** Begin **
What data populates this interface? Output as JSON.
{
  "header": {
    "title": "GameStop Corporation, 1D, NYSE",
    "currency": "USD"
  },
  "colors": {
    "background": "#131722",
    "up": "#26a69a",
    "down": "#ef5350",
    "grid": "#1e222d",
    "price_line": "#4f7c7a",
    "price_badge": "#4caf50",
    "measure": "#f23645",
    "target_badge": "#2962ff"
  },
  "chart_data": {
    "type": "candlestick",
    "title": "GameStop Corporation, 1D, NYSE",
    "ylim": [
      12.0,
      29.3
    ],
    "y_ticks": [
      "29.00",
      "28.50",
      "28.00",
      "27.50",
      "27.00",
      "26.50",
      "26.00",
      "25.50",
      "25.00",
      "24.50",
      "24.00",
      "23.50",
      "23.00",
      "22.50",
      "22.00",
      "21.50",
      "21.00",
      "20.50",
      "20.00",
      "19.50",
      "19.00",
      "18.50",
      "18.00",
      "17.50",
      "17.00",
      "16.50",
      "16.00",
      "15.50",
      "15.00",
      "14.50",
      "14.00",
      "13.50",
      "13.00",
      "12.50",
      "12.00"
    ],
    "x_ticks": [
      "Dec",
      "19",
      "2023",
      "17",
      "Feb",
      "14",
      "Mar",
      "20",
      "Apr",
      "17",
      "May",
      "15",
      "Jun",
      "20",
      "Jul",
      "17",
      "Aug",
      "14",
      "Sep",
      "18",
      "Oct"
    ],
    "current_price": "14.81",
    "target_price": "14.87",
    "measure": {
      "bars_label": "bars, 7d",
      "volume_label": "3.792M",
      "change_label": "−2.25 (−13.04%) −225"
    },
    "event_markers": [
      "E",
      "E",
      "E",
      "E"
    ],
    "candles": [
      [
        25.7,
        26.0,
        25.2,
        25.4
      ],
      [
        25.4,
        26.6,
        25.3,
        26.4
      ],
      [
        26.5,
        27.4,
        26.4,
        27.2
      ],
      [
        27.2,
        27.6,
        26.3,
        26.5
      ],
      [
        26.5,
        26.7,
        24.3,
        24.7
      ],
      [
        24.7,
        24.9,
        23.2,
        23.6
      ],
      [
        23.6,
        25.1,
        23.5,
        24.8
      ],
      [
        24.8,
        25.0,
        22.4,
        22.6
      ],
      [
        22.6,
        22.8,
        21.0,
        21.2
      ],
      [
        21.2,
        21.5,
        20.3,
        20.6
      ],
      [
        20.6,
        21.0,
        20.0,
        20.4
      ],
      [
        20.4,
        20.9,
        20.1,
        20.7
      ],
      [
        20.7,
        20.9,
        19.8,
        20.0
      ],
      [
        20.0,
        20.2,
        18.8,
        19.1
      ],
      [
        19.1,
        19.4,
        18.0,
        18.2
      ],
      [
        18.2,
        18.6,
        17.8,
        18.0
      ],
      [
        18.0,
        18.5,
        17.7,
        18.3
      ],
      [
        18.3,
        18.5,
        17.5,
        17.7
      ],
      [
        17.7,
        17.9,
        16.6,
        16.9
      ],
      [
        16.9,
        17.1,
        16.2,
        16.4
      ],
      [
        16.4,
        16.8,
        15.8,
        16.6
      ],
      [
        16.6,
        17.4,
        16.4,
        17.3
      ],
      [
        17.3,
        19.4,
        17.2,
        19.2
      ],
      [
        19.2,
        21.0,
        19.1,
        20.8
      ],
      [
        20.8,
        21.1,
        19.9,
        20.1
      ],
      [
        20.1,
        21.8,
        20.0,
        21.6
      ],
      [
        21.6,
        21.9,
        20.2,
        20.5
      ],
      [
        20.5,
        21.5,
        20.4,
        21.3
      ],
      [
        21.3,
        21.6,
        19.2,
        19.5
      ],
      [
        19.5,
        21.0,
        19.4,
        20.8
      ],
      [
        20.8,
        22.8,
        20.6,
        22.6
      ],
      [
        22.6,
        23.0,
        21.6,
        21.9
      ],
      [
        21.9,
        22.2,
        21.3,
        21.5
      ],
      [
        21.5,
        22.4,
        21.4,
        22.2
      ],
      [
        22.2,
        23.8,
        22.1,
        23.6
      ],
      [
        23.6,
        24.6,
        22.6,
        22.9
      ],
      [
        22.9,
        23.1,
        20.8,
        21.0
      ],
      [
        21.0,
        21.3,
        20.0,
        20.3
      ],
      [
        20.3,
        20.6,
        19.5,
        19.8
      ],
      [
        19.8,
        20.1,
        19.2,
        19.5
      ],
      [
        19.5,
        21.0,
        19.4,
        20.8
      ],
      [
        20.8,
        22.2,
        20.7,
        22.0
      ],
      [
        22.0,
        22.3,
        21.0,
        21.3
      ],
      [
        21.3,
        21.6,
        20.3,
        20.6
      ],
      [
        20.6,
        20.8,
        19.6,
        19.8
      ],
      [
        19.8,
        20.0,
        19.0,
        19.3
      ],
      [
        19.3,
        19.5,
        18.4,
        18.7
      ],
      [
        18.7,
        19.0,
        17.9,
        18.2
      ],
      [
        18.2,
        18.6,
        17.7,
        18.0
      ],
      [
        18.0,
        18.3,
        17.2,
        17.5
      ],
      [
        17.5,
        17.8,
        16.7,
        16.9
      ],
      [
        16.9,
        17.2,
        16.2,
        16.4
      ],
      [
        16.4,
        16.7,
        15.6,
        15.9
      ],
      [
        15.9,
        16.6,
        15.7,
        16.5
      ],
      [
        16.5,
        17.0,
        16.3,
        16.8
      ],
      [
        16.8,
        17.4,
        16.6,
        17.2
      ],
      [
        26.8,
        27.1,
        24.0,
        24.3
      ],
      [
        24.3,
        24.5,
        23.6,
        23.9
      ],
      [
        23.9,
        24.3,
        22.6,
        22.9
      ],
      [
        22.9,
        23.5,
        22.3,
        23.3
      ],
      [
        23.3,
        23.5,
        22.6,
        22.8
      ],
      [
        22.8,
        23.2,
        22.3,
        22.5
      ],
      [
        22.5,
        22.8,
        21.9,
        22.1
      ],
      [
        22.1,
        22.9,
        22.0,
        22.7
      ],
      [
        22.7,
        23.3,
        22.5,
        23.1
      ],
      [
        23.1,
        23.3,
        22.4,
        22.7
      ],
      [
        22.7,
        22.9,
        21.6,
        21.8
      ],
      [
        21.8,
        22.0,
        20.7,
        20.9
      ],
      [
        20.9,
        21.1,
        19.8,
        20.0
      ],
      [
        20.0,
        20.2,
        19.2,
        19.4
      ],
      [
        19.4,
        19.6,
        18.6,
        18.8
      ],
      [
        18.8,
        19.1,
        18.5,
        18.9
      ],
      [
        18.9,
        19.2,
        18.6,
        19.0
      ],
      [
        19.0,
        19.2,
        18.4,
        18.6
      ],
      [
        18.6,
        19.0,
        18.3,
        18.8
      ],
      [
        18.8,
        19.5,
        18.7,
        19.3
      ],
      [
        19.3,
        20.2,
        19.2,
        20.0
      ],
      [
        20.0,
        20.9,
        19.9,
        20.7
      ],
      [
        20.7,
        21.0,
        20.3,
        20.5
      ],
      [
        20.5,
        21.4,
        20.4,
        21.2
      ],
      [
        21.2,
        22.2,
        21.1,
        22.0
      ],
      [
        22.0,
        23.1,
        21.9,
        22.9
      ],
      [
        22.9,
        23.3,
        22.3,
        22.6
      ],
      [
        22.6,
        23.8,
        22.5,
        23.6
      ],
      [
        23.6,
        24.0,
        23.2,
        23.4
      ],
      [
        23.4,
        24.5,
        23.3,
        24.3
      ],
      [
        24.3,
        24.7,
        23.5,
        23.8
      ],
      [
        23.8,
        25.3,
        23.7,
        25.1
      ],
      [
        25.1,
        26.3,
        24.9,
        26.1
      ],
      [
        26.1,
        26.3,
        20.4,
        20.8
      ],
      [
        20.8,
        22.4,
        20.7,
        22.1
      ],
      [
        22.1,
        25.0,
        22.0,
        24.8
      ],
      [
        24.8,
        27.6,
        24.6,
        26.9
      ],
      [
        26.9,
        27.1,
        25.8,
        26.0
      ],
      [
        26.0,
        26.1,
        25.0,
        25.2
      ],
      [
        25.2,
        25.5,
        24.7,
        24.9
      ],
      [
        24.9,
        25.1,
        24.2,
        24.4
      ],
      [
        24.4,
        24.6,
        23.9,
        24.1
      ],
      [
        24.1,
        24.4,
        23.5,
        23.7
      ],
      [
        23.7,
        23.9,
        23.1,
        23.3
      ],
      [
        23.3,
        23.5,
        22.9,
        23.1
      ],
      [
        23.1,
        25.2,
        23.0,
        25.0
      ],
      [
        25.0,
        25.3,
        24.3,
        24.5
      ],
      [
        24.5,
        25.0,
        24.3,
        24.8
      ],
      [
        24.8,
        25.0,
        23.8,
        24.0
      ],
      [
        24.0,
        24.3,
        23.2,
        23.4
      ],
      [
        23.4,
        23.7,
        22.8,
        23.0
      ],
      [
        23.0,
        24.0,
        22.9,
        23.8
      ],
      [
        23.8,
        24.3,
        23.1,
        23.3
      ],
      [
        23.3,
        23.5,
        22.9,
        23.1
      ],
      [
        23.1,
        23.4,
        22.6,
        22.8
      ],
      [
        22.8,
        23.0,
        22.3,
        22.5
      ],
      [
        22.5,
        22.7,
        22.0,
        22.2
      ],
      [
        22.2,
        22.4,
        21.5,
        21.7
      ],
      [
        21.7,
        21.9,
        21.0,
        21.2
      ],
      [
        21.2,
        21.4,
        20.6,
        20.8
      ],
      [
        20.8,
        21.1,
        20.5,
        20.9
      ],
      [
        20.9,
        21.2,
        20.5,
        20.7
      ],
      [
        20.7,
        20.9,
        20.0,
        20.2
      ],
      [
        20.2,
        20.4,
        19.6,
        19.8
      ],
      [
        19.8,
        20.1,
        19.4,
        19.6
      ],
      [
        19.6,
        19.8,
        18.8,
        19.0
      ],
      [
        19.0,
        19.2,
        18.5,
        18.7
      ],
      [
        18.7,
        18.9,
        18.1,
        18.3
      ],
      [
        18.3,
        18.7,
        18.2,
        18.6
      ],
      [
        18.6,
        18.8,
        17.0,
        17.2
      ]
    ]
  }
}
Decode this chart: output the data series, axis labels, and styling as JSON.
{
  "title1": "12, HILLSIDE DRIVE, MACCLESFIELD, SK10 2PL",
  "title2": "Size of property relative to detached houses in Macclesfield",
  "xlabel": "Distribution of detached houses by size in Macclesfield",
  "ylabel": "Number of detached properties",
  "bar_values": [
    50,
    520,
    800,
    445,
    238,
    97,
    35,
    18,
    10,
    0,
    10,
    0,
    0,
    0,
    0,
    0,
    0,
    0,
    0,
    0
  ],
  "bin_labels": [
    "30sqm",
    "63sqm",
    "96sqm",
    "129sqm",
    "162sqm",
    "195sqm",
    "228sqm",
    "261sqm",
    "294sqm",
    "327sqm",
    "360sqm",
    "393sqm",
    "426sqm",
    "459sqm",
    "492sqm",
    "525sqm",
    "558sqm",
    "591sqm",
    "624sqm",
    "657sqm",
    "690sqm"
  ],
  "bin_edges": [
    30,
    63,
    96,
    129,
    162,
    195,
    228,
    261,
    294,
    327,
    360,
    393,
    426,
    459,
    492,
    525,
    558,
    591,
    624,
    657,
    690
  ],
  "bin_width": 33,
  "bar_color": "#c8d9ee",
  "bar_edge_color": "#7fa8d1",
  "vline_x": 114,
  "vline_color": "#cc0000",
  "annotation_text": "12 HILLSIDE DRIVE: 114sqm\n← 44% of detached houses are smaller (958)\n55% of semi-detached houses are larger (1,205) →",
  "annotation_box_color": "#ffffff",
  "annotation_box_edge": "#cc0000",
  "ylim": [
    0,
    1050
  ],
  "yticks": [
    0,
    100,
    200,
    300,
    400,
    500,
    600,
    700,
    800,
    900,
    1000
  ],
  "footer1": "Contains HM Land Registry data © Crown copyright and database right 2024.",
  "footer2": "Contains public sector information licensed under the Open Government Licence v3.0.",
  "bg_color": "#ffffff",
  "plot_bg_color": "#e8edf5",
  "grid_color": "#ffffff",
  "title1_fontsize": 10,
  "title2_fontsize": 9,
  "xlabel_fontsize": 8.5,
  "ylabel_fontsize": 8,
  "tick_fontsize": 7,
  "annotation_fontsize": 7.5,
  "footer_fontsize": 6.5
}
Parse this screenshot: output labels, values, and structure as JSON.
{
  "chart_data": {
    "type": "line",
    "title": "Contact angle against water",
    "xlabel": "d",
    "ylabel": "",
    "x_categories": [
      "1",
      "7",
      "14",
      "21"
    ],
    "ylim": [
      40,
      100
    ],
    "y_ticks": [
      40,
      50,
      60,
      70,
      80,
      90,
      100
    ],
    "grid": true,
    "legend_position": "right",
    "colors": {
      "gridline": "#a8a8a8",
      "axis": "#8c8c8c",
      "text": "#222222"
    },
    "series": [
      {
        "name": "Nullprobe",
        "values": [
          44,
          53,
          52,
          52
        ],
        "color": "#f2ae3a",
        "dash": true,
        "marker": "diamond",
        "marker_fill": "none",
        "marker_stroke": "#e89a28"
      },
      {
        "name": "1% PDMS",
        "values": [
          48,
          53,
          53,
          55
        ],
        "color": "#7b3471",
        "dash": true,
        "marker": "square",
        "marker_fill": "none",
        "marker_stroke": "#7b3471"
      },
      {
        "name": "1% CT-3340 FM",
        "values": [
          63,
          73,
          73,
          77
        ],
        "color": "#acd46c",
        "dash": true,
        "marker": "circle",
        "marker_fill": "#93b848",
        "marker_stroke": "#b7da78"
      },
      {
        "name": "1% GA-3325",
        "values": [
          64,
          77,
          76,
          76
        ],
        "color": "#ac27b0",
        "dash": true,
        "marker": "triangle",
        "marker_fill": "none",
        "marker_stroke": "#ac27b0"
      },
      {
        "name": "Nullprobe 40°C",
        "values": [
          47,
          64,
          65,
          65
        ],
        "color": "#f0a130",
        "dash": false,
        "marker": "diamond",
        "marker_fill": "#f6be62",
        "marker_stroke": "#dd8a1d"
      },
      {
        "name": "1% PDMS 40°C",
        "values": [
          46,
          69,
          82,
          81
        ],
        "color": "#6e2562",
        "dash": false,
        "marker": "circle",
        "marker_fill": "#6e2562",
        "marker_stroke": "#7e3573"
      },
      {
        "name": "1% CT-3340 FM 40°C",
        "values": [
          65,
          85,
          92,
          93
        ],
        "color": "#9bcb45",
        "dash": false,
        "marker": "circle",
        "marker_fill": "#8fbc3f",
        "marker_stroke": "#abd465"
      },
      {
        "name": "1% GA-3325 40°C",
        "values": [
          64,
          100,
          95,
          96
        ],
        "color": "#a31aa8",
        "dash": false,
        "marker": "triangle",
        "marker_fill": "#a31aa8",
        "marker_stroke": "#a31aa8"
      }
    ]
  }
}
** End **
# WHAT IS ASKED
Identify all lines where the word "axis" shows up. Copy them.

# EXERCISE RESPONSE
Decode this chart: output the data series, axis labels, and styling as JSON.
      "axis": "#8c8c8c",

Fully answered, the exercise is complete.